Among the yeasts tested in this study, the strain with an additional copy of the GUT1 gene (1.31.GUT1/6) utilized glycerol most rapidly under erythritol biosynthesis conditions (Figure 4). The volumetric (QGLY) and specific (qGLY) rates of glycerol consumption were 2.44 g/Lh and 0.176 g/gh, respectively. However, high values of the qGLY and QGLY parameters were also observed for the strain with overexpression of the two genes GUT1 and CIT1 (1.31.GUT1/6.CIT1/3).
However, a high rate of glycerol utilization was not linked with high erythritol secretion in the medium culture of both of the aforementioned strains was characterized by the lowest erythritol concentrations (Figure 5A). However, these strains stood out in terms of mannitol production, which was to about 20 g/L.
Mannitol biosynthesis often accompanies the biosynthesis of erythritol and citrate by Y. lipolytica, but it is usually utilized by the yeast even before glycerol is depleted. This usually leads to lowering of the final concentration of mannitol in the post-culture broth to several grams per liter. In addition, it is known that in Y. lipolytica cells, high osmotic pressure primarily promotes the formation of erythritol rather than mannitol. Moreover, addition of NaCl to the medium additionally inhibits mannitol dehydrogenase, favoring pure erythritol biosynthesis [54].
It is worth emphasizing that the strains 1.31.GUT1/6 and 1.31.GUT1/6.CIT1/3 consumed glycerol very quickly (Figure 4), thus lowering the osmotic pressure, which in turn could correlate with a higher production of mannitol. Furthermore, no significant differences in biomass levels were observed between these strains, so rapid input of the carbon source into the cell could be easily directed to gluconeogenesis and to the pentose phosphate pathway. An intermediate compound in the pathway of glycerol to glucose-6-phosphate is fructose-1,6-bisphosphate and then fructose-6-phosphate, which is a direct precursor of mannitol-1-phosphate, which may explain the high concentration of mannitol in the cultures of these strains.

****

TASKS TO COMPLETE:
1. According to the passage on glycerol utilization by yeast strains, what was the specific rate of glycerol consumption (qGLY) for strain 1.31.GUT1/6?
2. Reproduce the passage on glycerol utilization by yeast strains from "Among the yeasts" up to and including "and CIT1 (1.31.GUT1/6.CIT1/3).".
3. Translate this sentence from the passage on glycerol utilization by yeast strains into Spanish: "In addition, it is known that in Y. lipolytica cells, high osmotic pressure primarily promotes the formation of erythritol rather than mannitol."
The records that follow the passage on glycerol utilization by yeast strains are not needed for any task.

****

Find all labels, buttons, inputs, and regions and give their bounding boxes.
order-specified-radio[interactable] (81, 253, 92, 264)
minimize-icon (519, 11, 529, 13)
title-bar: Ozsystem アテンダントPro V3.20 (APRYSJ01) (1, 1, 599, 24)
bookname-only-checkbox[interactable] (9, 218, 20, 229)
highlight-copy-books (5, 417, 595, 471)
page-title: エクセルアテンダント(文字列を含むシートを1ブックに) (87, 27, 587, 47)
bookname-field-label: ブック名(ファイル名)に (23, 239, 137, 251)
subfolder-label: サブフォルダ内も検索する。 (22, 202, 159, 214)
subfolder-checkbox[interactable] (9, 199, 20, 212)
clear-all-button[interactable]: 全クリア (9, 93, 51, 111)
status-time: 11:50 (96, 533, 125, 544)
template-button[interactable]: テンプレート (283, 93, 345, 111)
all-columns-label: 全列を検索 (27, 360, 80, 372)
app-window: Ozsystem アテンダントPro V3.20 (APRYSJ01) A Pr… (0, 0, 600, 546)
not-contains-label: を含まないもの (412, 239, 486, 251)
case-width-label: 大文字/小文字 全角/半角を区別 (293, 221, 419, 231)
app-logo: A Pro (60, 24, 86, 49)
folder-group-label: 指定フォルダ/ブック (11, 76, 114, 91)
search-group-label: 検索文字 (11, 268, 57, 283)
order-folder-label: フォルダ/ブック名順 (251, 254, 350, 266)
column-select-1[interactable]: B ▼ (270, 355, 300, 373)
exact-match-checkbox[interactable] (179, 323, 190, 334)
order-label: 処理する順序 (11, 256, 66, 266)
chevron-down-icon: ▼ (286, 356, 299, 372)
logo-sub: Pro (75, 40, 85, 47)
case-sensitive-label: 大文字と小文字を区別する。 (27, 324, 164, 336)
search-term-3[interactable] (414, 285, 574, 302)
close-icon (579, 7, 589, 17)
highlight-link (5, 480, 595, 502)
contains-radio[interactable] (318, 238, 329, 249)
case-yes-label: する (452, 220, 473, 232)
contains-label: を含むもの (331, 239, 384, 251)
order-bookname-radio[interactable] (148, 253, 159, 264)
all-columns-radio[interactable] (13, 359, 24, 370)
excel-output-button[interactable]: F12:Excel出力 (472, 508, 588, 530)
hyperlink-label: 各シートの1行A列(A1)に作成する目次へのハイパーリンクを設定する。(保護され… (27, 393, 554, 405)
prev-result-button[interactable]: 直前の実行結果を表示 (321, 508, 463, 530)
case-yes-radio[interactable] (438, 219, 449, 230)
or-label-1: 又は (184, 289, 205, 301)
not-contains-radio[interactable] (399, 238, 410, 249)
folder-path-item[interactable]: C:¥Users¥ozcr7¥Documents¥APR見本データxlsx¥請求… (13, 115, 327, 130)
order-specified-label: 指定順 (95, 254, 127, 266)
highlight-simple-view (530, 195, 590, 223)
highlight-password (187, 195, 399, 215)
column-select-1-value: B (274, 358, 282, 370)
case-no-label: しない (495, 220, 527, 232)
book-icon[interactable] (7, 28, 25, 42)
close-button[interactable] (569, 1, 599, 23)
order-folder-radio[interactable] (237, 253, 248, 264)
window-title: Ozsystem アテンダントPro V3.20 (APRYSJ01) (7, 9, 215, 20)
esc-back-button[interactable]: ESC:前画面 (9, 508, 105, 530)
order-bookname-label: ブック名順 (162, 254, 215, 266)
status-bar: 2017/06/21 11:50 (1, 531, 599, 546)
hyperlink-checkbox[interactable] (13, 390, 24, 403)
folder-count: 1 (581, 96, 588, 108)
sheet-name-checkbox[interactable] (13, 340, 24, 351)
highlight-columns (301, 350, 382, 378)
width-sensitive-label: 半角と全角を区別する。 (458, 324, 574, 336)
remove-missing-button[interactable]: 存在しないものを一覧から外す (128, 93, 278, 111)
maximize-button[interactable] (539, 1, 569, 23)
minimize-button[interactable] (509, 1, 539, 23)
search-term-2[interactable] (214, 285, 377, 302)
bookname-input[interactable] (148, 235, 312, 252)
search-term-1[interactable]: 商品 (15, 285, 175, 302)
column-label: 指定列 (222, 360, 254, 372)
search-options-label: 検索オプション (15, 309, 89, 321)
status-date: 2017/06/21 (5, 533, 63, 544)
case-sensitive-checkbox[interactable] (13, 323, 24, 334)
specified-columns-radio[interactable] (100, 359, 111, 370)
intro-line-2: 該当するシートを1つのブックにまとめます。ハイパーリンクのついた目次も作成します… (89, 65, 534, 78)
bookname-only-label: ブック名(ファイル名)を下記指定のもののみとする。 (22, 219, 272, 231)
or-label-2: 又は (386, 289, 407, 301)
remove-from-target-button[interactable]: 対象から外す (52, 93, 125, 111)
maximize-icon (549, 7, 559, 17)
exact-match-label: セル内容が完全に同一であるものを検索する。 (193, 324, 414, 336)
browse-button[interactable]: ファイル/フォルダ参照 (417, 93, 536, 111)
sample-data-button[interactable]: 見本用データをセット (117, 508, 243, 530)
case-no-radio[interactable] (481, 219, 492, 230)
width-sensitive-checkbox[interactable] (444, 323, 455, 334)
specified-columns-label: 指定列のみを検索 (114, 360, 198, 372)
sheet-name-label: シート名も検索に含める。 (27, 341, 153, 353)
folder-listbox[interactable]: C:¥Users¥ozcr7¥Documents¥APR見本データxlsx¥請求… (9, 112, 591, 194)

****

YOUR WRITTEN ANSWERS:
1. 0.176 g/gh

2.
Among the yeasts tested in this study, the strain with an additional copy of the GUT1 gene (1.31.GUT1/6) utilized glycerol most rapidly under erythritol biosynthesis conditions (Figure 4). The volumetric (QGLY) and specific (qGLY) rates of glycerol consumption were 2.44 g/Lh and 0.176 g/gh, respectively. However, high values of the qGLY and QGLY parameters were also observed for the strain with overexpression of the two genes GUT1 and CIT1 (1.31.GUT1/6.CIT1/3).

3. Además, se sabe que en las células de Y. lipolytica, la presión osmótica elevada favorece principalmente la formación de eritritol en lugar de manitol.